### Task brief
Every line that contains the word "Installer" should be copied out.

### Record extracts

- - -

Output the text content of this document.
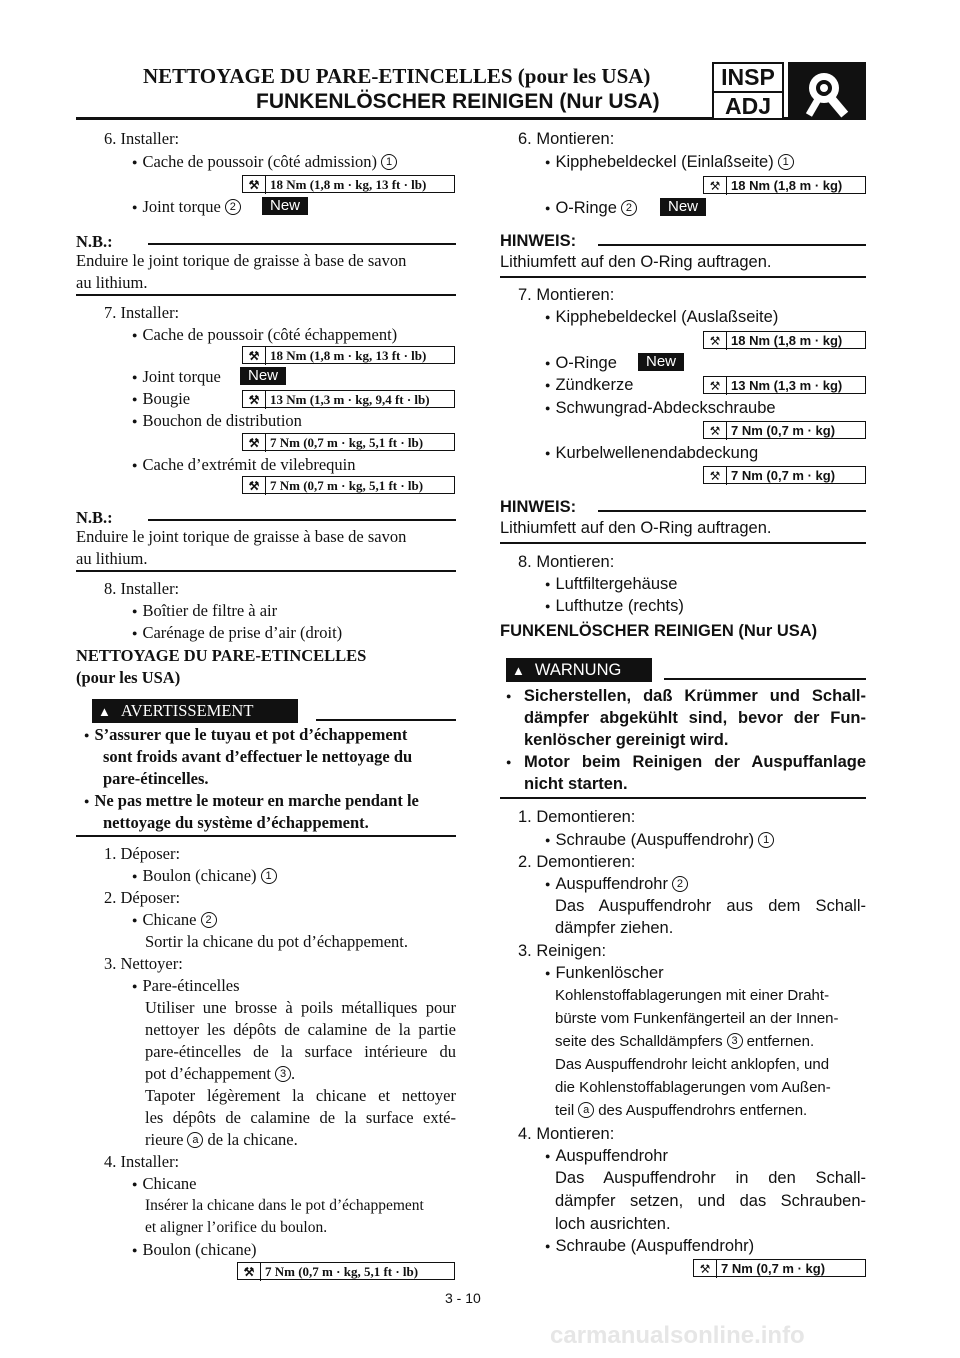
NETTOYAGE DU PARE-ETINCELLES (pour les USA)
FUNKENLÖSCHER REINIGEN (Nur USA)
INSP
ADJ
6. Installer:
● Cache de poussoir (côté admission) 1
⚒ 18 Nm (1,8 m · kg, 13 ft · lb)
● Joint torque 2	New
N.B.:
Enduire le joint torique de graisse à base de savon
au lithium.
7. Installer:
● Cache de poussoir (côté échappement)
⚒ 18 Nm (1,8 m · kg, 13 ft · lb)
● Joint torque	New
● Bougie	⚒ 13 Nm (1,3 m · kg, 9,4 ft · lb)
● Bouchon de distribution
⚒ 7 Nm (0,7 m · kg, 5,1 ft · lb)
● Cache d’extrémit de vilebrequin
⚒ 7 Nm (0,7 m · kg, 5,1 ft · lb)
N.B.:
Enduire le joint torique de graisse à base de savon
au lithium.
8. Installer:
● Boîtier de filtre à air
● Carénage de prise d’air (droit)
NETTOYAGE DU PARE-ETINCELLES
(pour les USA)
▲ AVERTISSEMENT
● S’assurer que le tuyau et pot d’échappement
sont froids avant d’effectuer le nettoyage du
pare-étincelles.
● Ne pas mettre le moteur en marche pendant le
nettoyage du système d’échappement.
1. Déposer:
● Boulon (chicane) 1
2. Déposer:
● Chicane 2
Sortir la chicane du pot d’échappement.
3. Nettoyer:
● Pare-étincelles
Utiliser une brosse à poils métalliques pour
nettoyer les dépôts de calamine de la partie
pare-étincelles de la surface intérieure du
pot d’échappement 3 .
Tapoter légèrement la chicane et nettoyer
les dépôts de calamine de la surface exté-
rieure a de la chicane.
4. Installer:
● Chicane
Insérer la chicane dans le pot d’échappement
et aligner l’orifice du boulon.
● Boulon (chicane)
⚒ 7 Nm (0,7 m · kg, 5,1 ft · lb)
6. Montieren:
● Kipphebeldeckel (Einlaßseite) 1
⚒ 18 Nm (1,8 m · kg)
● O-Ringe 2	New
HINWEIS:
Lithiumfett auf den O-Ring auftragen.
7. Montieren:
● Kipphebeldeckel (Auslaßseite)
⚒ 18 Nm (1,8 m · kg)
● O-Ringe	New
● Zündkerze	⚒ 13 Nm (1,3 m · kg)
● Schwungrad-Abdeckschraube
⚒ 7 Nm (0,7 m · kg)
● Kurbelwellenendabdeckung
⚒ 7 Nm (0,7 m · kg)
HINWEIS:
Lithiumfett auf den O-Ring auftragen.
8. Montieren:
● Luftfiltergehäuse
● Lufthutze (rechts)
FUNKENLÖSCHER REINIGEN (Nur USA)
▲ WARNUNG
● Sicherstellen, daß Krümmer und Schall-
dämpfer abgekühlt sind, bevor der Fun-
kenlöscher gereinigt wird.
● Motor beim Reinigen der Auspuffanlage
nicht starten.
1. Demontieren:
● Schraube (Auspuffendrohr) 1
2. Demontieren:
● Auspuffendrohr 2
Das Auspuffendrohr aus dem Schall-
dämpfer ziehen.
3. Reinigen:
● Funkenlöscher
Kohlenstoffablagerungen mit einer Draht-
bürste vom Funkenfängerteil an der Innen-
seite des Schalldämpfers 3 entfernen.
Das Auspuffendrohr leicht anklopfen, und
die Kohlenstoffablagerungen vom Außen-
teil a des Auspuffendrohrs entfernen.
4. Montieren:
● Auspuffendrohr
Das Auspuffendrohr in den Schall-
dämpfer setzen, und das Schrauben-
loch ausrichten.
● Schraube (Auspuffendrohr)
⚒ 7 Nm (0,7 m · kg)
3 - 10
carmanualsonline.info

- - -

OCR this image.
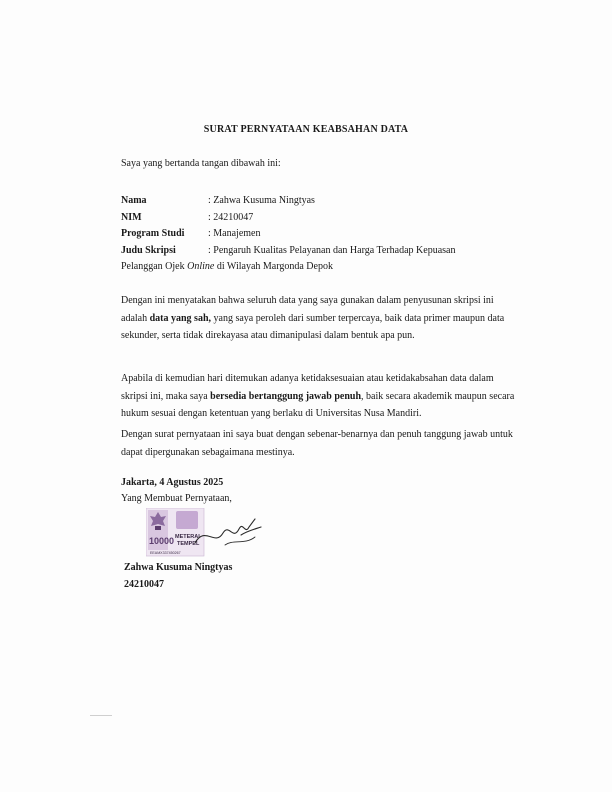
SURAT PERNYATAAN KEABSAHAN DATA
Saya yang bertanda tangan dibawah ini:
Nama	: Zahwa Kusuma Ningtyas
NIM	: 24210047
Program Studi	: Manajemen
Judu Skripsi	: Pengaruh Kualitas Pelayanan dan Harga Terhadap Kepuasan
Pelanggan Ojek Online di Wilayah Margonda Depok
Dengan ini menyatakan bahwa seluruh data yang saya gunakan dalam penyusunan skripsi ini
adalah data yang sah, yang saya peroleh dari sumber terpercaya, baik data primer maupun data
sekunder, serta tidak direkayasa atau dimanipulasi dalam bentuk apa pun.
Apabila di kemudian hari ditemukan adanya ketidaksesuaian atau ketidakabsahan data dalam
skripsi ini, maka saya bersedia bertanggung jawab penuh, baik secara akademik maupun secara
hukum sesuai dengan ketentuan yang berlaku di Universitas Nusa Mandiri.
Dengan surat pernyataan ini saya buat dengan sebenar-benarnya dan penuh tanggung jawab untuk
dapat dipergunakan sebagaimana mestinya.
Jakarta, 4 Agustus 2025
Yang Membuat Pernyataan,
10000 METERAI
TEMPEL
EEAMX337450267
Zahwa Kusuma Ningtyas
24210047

- - -

### Output
6. Installer:
7. Installer:
8. Installer:
4. Installer:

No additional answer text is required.